Records:
▽
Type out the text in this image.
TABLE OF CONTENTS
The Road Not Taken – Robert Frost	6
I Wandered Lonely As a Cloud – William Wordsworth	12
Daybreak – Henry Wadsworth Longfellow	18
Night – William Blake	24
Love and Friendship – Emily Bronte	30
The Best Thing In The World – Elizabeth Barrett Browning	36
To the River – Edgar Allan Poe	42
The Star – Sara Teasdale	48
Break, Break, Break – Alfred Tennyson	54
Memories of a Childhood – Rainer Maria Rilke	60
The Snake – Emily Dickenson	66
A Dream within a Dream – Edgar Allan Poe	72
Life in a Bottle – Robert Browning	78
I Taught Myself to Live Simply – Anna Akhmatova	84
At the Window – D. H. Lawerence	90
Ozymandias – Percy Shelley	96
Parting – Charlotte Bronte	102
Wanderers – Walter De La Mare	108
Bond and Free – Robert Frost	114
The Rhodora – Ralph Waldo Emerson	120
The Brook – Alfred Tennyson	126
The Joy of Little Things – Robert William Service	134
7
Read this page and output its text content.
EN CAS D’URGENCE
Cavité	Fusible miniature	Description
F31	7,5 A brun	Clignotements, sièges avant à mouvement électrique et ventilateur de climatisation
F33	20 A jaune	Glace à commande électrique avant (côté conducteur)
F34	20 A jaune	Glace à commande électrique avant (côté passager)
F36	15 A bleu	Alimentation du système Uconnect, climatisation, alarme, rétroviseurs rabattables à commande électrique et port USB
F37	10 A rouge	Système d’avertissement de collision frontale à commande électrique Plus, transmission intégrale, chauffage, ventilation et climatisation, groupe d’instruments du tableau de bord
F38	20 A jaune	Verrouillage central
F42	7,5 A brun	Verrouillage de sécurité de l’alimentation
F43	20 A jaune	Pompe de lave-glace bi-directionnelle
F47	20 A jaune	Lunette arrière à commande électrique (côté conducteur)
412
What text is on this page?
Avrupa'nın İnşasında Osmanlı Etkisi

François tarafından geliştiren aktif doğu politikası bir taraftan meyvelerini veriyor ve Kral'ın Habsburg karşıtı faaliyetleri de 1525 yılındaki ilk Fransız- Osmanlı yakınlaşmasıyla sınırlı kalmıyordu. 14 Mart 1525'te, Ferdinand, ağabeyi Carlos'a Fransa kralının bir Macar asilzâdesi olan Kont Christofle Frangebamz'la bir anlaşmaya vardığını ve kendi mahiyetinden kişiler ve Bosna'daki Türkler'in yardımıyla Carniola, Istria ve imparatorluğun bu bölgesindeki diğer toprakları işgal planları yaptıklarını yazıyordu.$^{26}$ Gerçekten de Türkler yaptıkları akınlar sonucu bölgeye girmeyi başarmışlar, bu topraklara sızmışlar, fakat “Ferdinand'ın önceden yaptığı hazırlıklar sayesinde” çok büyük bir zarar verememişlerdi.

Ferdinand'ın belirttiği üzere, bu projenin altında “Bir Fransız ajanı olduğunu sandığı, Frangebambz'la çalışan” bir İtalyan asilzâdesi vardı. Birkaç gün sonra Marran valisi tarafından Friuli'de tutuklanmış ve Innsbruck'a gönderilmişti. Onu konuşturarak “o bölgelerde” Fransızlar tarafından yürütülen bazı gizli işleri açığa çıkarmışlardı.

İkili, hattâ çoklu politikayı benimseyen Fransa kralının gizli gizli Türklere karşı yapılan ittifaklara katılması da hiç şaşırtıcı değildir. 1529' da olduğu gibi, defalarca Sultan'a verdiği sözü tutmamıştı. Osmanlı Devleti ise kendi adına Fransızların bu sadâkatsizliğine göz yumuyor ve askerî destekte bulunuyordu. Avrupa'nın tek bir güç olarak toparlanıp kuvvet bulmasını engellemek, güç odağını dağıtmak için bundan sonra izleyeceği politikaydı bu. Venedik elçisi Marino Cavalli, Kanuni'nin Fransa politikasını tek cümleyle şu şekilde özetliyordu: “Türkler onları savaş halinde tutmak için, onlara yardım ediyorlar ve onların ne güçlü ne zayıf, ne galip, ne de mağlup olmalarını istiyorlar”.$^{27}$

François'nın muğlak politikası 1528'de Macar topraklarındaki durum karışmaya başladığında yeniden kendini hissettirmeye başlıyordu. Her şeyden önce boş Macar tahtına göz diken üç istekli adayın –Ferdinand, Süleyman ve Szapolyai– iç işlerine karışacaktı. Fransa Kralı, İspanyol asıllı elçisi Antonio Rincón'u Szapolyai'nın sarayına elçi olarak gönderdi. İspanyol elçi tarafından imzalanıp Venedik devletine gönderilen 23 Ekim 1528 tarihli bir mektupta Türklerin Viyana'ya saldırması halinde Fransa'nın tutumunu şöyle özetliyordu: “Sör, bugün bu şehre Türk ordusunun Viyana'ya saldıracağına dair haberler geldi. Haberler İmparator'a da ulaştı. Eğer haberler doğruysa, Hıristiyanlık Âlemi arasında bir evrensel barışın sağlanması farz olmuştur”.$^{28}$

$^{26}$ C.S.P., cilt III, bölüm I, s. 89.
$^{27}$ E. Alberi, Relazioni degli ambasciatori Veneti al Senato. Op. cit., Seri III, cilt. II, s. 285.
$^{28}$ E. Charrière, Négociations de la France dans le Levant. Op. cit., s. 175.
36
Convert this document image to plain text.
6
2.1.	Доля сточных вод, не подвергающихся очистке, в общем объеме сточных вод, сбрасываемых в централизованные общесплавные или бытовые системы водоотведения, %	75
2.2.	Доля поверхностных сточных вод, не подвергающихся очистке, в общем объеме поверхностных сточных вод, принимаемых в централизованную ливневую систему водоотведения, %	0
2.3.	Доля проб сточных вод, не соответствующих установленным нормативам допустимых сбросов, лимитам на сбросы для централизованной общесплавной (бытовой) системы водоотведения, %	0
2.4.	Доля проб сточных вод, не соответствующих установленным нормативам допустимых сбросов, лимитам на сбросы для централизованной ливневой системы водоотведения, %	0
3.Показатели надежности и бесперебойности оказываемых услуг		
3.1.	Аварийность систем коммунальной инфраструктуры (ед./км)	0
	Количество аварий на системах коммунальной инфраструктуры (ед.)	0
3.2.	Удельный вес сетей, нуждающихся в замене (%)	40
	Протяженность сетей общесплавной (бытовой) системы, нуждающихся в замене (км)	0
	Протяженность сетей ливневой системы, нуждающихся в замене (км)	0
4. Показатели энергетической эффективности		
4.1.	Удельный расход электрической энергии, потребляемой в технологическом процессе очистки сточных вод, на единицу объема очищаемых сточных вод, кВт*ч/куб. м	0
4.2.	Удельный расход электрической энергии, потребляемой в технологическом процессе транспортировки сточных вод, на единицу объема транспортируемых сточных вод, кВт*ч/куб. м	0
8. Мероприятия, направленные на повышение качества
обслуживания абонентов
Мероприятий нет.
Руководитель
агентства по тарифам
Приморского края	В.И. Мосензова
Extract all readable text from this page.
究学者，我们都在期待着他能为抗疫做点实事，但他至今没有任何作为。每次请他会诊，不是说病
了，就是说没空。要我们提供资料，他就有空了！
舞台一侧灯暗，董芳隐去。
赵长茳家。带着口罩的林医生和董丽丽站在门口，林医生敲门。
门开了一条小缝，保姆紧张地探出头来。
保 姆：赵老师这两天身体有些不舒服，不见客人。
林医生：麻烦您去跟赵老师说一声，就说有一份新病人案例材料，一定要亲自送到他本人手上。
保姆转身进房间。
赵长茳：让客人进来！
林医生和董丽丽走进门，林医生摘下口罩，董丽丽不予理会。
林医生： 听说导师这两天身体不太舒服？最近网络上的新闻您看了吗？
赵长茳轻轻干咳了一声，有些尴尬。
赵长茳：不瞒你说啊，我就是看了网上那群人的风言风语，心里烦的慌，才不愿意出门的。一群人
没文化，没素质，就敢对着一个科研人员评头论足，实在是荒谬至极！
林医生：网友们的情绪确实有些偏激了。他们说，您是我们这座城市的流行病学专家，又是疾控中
△
(Task to complete):
Write the lines out exactly, from the one with "Extract all readable text from this page." down to the last line of the listing, and leave out all others.

(Reply to the exercise):
Extract all readable text from this page.
究学者，我们都在期待着他能为抗疫做点实事，但他至今没有任何作为。每次请他会诊，不是说病
了，就是说没空。要我们提供资料，他就有空了！
舞台一侧灯暗，董芳隐去。
赵长茳家。带着口罩的林医生和董丽丽站在门口，林医生敲门。
门开了一条小缝，保姆紧张地探出头来。
保 姆：赵老师这两天身体有些不舒服，不见客人。
林医生：麻烦您去跟赵老师说一声，就说有一份新病人案例材料，一定要亲自送到他本人手上。
保姆转身进房间。
赵长茳：让客人进来！
林医生和董丽丽走进门，林医生摘下口罩，董丽丽不予理会。
林医生： 听说导师这两天身体不太舒服？最近网络上的新闻您看了吗？
赵长茳轻轻干咳了一声，有些尴尬。
赵长茳：不瞒你说啊，我就是看了网上那群人的风言风语，心里烦的慌，才不愿意出门的。一群人
没文化，没素质，就敢对着一个科研人员评头论足，实在是荒谬至极！
林医生：网友们的情绪确实有些偏激了。他们说，您是我们这座城市的流行病学专家，又是疾控中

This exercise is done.